*TASK DETAILS:* Pick out each line of the records in which the word "Characters" appears.
>> Start
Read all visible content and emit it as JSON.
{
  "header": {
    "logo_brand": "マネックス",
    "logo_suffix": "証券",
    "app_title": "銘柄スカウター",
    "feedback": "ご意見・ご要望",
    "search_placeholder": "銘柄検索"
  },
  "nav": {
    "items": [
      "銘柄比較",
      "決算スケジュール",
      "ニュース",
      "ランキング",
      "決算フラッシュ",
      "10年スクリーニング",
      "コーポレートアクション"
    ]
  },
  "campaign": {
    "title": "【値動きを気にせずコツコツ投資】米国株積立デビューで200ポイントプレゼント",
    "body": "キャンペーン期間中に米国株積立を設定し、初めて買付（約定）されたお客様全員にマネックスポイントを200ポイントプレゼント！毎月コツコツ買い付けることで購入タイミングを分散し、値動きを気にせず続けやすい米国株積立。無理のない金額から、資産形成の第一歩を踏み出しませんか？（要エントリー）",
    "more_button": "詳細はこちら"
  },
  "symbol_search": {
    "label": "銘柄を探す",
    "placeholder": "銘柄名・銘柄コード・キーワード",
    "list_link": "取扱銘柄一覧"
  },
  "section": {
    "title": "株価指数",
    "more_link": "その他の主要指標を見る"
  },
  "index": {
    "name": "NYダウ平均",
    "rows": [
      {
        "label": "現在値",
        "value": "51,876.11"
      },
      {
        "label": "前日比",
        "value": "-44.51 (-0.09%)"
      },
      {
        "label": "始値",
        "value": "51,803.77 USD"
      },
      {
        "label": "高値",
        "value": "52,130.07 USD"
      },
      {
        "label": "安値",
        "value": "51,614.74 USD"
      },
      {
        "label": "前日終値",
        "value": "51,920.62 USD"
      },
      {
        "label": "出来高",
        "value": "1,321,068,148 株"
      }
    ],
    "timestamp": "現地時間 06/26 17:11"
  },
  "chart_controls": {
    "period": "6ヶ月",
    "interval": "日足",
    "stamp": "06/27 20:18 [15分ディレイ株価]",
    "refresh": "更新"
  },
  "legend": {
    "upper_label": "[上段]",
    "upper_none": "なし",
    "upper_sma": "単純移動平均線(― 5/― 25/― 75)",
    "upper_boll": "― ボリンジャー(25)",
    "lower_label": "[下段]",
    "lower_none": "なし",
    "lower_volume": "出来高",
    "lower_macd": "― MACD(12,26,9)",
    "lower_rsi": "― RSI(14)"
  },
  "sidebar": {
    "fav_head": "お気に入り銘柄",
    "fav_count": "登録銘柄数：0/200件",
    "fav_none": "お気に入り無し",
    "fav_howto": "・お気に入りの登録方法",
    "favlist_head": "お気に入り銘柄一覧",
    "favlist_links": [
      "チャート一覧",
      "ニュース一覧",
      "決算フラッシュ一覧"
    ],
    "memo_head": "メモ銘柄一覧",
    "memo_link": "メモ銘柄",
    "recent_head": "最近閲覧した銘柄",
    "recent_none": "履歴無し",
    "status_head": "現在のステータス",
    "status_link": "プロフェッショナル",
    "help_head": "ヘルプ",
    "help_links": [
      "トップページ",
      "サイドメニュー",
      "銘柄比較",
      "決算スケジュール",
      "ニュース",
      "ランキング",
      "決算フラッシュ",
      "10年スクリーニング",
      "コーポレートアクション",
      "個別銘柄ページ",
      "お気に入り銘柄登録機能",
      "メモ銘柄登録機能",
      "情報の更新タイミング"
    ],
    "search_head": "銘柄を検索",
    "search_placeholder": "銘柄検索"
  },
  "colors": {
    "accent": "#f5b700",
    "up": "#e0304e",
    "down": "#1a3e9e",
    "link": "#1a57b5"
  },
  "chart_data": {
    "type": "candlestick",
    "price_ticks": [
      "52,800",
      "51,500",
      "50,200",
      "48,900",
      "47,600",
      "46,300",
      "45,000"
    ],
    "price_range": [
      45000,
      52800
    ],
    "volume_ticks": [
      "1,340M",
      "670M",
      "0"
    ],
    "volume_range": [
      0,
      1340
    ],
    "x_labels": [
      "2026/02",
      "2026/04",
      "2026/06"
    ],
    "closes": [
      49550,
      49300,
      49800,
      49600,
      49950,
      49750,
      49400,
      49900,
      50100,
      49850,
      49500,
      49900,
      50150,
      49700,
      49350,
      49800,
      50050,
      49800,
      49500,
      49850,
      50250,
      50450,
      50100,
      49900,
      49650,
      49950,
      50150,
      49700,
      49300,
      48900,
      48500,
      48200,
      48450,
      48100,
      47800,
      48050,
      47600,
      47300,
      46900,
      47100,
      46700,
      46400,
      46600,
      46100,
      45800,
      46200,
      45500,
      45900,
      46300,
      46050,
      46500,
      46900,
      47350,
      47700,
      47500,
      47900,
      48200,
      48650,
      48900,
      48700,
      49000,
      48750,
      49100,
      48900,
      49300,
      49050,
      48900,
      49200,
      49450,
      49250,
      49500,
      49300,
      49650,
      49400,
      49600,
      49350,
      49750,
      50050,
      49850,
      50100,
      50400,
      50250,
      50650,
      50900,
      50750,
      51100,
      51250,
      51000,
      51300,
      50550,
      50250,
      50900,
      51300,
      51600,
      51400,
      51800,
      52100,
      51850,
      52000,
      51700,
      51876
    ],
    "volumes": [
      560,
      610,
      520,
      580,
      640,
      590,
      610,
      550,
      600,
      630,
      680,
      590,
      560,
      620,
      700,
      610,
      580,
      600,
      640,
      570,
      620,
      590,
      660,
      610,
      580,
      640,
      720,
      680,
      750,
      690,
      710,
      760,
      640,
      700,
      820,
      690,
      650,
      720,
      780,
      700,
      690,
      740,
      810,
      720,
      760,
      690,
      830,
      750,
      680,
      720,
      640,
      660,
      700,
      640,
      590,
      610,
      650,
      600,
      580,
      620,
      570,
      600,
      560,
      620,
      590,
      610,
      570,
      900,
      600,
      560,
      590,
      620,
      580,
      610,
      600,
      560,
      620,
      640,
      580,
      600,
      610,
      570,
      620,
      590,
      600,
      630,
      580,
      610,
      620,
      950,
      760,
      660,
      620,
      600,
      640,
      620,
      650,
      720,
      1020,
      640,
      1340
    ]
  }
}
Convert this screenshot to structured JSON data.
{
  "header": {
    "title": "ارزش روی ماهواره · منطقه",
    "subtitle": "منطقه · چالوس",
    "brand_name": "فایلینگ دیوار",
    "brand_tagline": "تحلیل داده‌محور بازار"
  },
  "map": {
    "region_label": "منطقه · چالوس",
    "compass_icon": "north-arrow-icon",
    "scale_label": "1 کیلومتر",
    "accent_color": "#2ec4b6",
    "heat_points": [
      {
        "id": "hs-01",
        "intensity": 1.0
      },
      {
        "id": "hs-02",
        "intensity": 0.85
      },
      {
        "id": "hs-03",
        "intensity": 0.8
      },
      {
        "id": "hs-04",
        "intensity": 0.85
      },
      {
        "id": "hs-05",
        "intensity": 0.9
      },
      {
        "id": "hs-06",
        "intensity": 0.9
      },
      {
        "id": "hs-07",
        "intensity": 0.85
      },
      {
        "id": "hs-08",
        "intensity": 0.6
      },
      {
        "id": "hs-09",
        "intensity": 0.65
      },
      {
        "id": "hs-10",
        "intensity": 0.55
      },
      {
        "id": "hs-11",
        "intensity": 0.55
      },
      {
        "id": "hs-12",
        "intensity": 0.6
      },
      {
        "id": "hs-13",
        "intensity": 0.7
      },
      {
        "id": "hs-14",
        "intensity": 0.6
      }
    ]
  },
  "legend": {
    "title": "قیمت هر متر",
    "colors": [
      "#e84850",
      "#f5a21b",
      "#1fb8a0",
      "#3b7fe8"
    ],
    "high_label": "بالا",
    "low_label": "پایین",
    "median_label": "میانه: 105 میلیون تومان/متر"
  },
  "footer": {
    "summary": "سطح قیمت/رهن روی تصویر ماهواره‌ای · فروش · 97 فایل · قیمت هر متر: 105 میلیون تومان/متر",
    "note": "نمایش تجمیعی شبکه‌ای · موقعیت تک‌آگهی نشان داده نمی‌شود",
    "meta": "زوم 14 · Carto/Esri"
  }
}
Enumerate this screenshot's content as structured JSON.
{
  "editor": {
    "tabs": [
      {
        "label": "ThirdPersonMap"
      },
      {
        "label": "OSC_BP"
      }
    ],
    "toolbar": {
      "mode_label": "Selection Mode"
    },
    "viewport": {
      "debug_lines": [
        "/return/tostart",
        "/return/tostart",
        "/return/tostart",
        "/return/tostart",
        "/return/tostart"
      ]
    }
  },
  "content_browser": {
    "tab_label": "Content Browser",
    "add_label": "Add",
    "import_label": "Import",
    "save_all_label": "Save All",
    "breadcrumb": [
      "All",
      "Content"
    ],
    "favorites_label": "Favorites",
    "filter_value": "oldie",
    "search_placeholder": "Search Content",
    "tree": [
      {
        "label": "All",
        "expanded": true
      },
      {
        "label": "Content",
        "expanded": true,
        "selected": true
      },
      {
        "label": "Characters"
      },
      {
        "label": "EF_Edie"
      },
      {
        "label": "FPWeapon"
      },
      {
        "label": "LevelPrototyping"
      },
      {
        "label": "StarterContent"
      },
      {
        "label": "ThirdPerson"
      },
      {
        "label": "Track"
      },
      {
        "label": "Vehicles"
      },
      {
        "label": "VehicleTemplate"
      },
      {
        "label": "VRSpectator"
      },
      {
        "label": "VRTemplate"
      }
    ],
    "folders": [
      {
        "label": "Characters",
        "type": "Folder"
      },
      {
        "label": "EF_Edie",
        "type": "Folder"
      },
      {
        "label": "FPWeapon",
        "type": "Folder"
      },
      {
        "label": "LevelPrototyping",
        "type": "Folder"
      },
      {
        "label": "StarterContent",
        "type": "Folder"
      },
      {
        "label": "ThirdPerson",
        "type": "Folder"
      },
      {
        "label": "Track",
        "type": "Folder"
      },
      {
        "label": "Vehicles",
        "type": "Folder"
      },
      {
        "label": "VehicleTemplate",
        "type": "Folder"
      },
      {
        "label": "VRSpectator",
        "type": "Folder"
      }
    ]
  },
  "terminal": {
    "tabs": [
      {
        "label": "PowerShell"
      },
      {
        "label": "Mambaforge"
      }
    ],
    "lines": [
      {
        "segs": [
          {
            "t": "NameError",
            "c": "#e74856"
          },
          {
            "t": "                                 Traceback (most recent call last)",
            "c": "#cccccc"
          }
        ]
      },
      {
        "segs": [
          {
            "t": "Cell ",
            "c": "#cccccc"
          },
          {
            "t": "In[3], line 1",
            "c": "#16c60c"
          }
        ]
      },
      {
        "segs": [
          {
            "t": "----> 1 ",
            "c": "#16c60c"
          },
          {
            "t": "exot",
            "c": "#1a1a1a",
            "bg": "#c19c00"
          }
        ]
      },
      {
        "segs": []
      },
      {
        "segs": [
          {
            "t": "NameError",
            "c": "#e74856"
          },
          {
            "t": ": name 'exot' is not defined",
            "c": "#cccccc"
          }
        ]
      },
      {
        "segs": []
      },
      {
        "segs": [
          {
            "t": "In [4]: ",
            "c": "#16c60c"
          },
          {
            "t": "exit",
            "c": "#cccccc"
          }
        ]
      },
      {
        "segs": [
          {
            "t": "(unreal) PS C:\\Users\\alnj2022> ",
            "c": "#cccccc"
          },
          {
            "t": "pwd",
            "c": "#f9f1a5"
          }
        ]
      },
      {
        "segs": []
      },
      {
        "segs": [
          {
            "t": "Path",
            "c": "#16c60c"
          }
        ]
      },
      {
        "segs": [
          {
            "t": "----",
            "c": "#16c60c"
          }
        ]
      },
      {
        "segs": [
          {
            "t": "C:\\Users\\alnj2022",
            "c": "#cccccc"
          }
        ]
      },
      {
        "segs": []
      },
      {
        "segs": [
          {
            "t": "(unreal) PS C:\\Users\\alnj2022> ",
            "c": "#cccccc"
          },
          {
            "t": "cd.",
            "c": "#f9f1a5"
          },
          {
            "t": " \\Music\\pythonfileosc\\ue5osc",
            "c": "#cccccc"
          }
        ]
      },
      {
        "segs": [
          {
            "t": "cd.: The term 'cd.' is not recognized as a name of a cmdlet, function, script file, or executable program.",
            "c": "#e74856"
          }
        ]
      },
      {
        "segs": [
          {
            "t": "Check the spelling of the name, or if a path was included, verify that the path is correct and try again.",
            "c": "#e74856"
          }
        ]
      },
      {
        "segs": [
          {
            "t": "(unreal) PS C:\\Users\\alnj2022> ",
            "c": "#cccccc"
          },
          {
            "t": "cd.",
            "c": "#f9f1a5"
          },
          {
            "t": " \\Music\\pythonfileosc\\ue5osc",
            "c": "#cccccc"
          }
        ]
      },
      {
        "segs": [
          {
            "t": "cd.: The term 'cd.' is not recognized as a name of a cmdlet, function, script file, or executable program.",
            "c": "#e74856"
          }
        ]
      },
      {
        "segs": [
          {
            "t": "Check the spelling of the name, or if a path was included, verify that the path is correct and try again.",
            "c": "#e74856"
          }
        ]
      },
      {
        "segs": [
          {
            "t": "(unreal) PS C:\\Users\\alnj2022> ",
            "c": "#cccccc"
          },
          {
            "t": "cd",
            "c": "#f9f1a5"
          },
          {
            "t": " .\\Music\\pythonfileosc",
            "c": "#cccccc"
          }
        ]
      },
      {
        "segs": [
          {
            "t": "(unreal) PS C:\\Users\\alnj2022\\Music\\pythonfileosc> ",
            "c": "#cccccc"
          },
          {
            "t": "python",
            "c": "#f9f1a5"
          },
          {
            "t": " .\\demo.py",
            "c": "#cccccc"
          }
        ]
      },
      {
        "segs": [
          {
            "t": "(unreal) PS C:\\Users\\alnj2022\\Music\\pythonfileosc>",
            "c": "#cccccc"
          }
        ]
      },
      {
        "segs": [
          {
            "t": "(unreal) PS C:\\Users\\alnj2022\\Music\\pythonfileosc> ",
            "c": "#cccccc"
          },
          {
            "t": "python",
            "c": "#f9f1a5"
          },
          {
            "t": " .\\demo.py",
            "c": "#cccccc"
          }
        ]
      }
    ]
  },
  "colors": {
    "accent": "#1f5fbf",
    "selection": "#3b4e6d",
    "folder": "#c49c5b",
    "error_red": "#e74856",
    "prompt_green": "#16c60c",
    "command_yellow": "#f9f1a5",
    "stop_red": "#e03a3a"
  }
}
>> End
*WRITTEN SOLUTION:*
        "label": "Characters"
        "label": "Characters",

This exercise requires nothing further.